** Start Passage shown **

Wednesday, Apr 04, 2018 at 16:29
I too have been through a few tyres.
On my Terrano II I had some Yokohama AT's when I bought it, they were good on road, but melted on a the Hume on a hot day. Rubber was so soft that they went tacky and had gravel was sticking in them, despite being over recommended pressures. They suffered badly from cupping on the edges and didn't last that long.

I had some Bridgestone's, they were OK but only got around 60000km out of them. They were relatively cheap, so I went another set.
Big mistake as they died to sidewall cuts from driving a gravel road less than a week after getting them fitted. Expensive weekend away.

From there I saved up and bought BF Goodrich T/A's, they were great, easily 80000km before I stuck some Silverstone's with a similar pattern on it to sell it.
Overall a really good tyre good off road, even in muddy conditions. When they were 3/4 worn they did get a bit slippy on wet tar though.

** End Passage shown **
** Start Task data **

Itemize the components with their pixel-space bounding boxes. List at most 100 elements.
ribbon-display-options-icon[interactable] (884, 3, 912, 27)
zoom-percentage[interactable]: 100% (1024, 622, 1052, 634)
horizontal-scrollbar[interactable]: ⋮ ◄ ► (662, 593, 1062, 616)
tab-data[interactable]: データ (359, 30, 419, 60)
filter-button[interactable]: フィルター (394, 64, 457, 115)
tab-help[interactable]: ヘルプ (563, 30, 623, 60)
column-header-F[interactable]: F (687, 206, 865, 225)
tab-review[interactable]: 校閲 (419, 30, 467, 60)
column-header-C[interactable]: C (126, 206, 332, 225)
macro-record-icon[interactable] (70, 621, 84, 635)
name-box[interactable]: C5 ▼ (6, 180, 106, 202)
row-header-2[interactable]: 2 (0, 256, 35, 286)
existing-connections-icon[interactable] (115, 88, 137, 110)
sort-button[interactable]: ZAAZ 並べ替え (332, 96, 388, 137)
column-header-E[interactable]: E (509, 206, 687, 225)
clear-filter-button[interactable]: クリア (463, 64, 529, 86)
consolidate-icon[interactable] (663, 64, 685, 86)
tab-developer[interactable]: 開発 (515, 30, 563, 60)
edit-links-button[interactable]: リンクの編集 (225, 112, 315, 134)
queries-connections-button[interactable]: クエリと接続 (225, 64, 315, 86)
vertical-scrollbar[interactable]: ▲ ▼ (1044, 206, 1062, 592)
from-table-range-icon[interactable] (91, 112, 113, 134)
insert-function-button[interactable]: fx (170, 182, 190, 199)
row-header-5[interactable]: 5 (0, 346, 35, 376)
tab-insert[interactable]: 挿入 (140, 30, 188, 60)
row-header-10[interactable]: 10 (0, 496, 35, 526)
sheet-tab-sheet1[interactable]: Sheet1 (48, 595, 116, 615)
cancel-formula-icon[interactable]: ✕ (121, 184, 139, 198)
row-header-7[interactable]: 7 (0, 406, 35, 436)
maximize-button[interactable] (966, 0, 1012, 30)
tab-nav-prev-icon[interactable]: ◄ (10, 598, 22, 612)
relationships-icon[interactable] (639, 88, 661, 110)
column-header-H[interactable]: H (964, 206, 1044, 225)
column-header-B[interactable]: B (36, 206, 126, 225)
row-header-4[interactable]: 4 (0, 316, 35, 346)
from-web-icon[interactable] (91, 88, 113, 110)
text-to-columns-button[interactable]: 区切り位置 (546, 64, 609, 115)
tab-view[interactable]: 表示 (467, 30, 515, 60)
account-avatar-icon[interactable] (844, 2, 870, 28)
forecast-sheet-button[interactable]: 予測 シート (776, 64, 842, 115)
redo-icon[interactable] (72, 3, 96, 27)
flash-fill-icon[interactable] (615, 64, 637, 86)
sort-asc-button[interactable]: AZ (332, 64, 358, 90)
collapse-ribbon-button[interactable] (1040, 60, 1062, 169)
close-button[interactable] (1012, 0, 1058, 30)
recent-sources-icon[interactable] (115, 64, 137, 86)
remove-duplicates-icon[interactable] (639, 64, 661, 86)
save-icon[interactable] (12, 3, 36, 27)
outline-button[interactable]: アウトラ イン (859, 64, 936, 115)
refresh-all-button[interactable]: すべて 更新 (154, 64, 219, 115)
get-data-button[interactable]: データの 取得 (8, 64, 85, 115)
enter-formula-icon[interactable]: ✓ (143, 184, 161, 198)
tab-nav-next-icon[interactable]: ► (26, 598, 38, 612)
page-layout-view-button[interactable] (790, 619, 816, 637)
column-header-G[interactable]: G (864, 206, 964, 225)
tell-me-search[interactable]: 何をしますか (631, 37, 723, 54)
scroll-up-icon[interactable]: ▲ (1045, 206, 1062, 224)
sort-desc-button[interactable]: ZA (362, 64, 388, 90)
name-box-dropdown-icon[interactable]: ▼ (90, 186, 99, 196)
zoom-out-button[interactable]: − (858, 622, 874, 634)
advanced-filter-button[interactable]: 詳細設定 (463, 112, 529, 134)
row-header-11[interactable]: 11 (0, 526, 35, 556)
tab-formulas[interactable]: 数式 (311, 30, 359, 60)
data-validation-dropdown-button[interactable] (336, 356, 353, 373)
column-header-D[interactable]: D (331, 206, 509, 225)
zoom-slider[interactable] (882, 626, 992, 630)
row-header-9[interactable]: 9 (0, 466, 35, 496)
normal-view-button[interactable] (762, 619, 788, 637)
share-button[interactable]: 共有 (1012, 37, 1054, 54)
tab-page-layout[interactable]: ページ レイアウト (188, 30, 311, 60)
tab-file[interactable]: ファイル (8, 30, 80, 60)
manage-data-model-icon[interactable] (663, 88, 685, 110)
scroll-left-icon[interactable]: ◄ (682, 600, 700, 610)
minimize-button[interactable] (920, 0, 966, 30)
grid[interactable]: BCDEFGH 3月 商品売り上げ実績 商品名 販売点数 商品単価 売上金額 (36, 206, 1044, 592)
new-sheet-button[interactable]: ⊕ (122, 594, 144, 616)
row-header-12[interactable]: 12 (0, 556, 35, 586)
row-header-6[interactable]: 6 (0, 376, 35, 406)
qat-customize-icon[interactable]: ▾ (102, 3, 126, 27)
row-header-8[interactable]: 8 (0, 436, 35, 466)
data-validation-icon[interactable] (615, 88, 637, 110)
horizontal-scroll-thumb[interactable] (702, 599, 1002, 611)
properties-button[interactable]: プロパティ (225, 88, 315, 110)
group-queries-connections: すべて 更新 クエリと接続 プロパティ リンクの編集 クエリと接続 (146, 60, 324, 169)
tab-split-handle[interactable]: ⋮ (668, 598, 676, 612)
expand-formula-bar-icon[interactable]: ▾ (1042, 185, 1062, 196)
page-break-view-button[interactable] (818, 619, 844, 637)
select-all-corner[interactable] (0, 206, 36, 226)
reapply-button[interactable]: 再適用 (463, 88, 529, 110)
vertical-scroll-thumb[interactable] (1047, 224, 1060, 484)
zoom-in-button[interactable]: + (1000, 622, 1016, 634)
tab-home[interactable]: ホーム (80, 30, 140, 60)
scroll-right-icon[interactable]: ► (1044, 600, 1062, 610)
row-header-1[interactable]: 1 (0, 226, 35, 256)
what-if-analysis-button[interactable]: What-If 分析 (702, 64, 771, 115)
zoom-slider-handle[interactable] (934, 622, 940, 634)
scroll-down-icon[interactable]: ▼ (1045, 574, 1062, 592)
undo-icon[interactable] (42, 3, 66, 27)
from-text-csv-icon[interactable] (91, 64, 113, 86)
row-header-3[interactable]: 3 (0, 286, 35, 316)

** End Task data **

*Objective 1*:
Answer these about the tyre post:
(a) Which tyres melted on the Hume on a hot day?
(b) Roughly how many kilometers did the first Bridgestones last?
(c) How did the BF Goodrich T/A's behave on wet tar once they were 3/4 worn?
*Objective 2*: In the records, start at the first line and go on through the line with "account-avatar-icon[interactable] (844, 2, 870, 28)". Swap "column-header" for "col-header" and write out those lines again, changing nothing else.

*Worked answer 1*:
(a) The Yokohama AT's
(b) Around 60000km
(c) They got a bit slippy

*Worked answer 2*:
Itemize the components with their pixel-space bounding boxes. List at most 100 elements.
ribbon-display-options-icon[interactable] (884, 3, 912, 27)
zoom-percentage[interactable]: 100% (1024, 622, 1052, 634)
horizontal-scrollbar[interactable]: ⋮ ◄ ► (662, 593, 1062, 616)
tab-data[interactable]: データ (359, 30, 419, 60)
filter-button[interactable]: フィルター (394, 64, 457, 115)
tab-help[interactable]: ヘルプ (563, 30, 623, 60)
col-header-F[interactable]: F (687, 206, 865, 225)
tab-review[interactable]: 校閲 (419, 30, 467, 60)
col-header-C[interactable]: C (126, 206, 332, 225)
macro-record-icon[interactable] (70, 621, 84, 635)
name-box[interactable]: C5 ▼ (6, 180, 106, 202)
row-header-2[interactable]: 2 (0, 256, 35, 286)
existing-connections-icon[interactable] (115, 88, 137, 110)
sort-button[interactable]: ZAAZ 並べ替え (332, 96, 388, 137)
col-header-E[interactable]: E (509, 206, 687, 225)
clear-filter-button[interactable]: クリア (463, 64, 529, 86)
consolidate-icon[interactable] (663, 64, 685, 86)
tab-developer[interactable]: 開発 (515, 30, 563, 60)
edit-links-button[interactable]: リンクの編集 (225, 112, 315, 134)
queries-connections-button[interactable]: クエリと接続 (225, 64, 315, 86)
vertical-scrollbar[interactable]: ▲ ▼ (1044, 206, 1062, 592)
from-table-range-icon[interactable] (91, 112, 113, 134)
insert-function-button[interactable]: fx (170, 182, 190, 199)
row-header-5[interactable]: 5 (0, 346, 35, 376)
tab-insert[interactable]: 挿入 (140, 30, 188, 60)
row-header-10[interactable]: 10 (0, 496, 35, 526)
sheet-tab-sheet1[interactable]: Sheet1 (48, 595, 116, 615)
cancel-formula-icon[interactable]: ✕ (121, 184, 139, 198)
row-header-7[interactable]: 7 (0, 406, 35, 436)
maximize-button[interactable] (966, 0, 1012, 30)
tab-nav-prev-icon[interactable]: ◄ (10, 598, 22, 612)
relationships-icon[interactable] (639, 88, 661, 110)
col-header-H[interactable]: H (964, 206, 1044, 225)
col-header-B[interactable]: B (36, 206, 126, 225)
row-header-4[interactable]: 4 (0, 316, 35, 346)
from-web-icon[interactable] (91, 88, 113, 110)
text-to-columns-button[interactable]: 区切り位置 (546, 64, 609, 115)
tab-view[interactable]: 表示 (467, 30, 515, 60)
account-avatar-icon[interactable] (844, 2, 870, 28)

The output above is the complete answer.